• Task prompt: Identify the lines containing the word "Financial". Copy each one.
====== Provided data ======
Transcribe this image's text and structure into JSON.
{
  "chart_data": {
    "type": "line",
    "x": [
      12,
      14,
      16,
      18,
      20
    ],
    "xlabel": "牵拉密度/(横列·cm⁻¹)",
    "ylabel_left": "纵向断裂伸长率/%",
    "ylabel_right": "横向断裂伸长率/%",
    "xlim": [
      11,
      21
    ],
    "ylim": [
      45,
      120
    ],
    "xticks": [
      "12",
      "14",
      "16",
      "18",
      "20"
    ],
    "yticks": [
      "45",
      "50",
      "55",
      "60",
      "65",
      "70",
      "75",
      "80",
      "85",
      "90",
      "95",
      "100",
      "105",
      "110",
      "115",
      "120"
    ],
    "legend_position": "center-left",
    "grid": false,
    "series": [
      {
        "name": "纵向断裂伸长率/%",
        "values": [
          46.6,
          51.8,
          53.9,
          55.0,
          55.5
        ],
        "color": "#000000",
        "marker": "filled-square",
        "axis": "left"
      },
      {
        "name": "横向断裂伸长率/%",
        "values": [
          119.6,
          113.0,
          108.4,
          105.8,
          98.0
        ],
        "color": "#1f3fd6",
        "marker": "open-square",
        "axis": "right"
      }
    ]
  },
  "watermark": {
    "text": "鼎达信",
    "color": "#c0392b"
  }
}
======
====== Provided data ======
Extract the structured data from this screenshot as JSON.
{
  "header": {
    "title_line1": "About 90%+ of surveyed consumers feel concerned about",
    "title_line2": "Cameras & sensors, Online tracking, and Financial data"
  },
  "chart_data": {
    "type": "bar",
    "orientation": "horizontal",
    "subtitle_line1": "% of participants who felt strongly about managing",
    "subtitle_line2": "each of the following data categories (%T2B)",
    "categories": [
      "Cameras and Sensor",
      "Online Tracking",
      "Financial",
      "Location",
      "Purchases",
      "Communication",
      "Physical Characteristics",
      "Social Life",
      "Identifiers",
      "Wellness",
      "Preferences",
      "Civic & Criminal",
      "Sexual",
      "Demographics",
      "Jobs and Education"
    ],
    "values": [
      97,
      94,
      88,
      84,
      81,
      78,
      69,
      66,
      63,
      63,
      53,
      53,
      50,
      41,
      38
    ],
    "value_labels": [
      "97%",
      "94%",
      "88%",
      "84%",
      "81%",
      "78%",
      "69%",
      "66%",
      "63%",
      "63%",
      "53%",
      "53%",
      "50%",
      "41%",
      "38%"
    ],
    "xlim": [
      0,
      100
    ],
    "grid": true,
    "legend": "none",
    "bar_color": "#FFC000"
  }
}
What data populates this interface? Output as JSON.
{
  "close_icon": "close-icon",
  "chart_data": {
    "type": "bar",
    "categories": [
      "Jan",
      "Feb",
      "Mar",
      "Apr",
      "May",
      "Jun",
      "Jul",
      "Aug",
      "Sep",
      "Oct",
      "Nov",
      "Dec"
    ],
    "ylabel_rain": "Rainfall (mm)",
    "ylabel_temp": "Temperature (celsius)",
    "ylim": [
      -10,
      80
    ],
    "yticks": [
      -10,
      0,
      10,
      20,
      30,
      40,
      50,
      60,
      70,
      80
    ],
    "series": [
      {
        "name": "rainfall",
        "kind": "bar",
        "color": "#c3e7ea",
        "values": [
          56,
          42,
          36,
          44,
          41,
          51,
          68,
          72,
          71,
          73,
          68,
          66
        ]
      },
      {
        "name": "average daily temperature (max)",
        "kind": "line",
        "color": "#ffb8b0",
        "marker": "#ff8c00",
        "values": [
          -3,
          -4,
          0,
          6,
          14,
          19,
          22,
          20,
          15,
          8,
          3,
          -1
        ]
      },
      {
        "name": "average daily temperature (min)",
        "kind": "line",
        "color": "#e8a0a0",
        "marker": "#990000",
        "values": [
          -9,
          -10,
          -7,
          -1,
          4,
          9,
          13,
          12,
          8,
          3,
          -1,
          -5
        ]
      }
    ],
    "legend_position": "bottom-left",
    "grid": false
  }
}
======
• The reply:
    "title_line2": "Cameras & sensors, Online tracking, and Financial data"
      "Financial",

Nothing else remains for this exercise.